Given exercise:
Transcribe all of the material exactly, except for its pictures.

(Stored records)
====

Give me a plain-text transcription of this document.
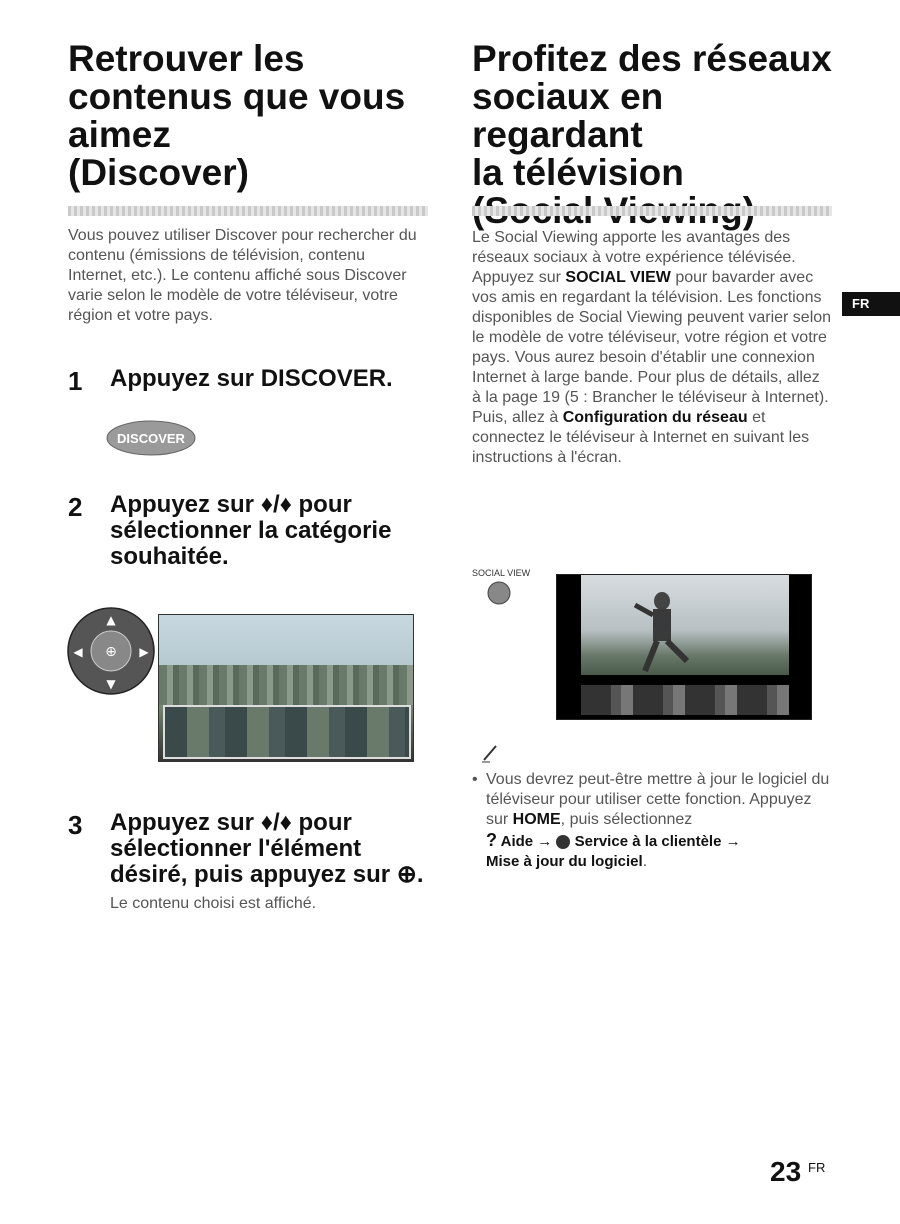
Retrouver les
contenus que vous
aimez
(Discover)

Vous pouvez utiliser Discover pour rechercher du contenu (émissions de télévision, contenu Internet, etc.). Le contenu affiché sous Discover varie selon le modèle de votre téléviseur, votre région et votre pays.

1 Appuyez sur DISCOVER.
DISCOVER
2 Appuyez sur ♦/♦ pour
sélectionner la catégorie
souhaitée.
⊕
▲
▼
◀	▶
3 Appuyez sur ♦/♦ pour
sélectionner l'élément
désiré, puis appuyez sur ⊕.

Le contenu choisi est affiché.

Profitez des réseaux
sociaux en regardant
la télévision

Le Social Viewing apporte les avantages des réseaux sociaux à votre expérience télévisée.

Appuyez sur SOCIAL VIEW pour bavarder avec vos amis en regardant la télévision. Les fonctions disponibles de Social Viewing peuvent varier selon le modèle de votre téléviseur, votre région et votre pays. Vous aurez besoin d'établir une connexion Internet à large bande. Pour plus de détails, allez à la page 19 (5 : Brancher le téléviseur à Internet).

Puis, allez à Configuration du réseau et connectez le téléviseur à Internet en suivant les instructions à l'écran.

SOCIAL VIEW
• Vous devrez peut-être mettre à jour le logiciel du téléviseur pour utiliser cette fonction. Appuyez sur HOME, puis sélectionnez
? Aide → Service à la clientèle →
Mise à jour du logiciel.
FR
23 FR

====

Task output:
Give me a plain-text transcription of this document.
Retrouver les
contenus que vous
aimez
(Discover)

Vous pouvez utiliser Discover pour rechercher du contenu (émissions de télévision, contenu Internet, etc.). Le contenu affiché sous Discover varie selon le modèle de votre téléviseur, votre région et votre pays.

1 Appuyez sur DISCOVER.
DISCOVER
2 Appuyez sur ♦/♦ pour
sélectionner la catégorie
souhaitée.
⊕
▲
▼
◀	▶
3 Appuyez sur ♦/♦ pour
sélectionner l'élément
désiré, puis appuyez sur ⊕.

Le contenu choisi est affiché.

Profitez des réseaux
sociaux en regardant
la télévision

Le Social Viewing apporte les avantages des réseaux sociaux à votre expérience télévisée.

Appuyez sur SOCIAL VIEW pour bavarder avec vos amis en regardant la télévision. Les fonctions disponibles de Social Viewing peuvent varier selon le modèle de votre téléviseur, votre région et votre pays. Vous aurez besoin d'établir une connexion Internet à large bande. Pour plus de détails, allez à la page 19 (5 : Brancher le téléviseur à Internet).

Puis, allez à Configuration du réseau et connectez le téléviseur à Internet en suivant les instructions à l'écran.

SOCIAL VIEW
• Vous devrez peut-être mettre à jour le logiciel du téléviseur pour utiliser cette fonction. Appuyez sur HOME, puis sélectionnez
? Aide → Service à la clientèle →
Mise à jour du logiciel.
FR
23 FR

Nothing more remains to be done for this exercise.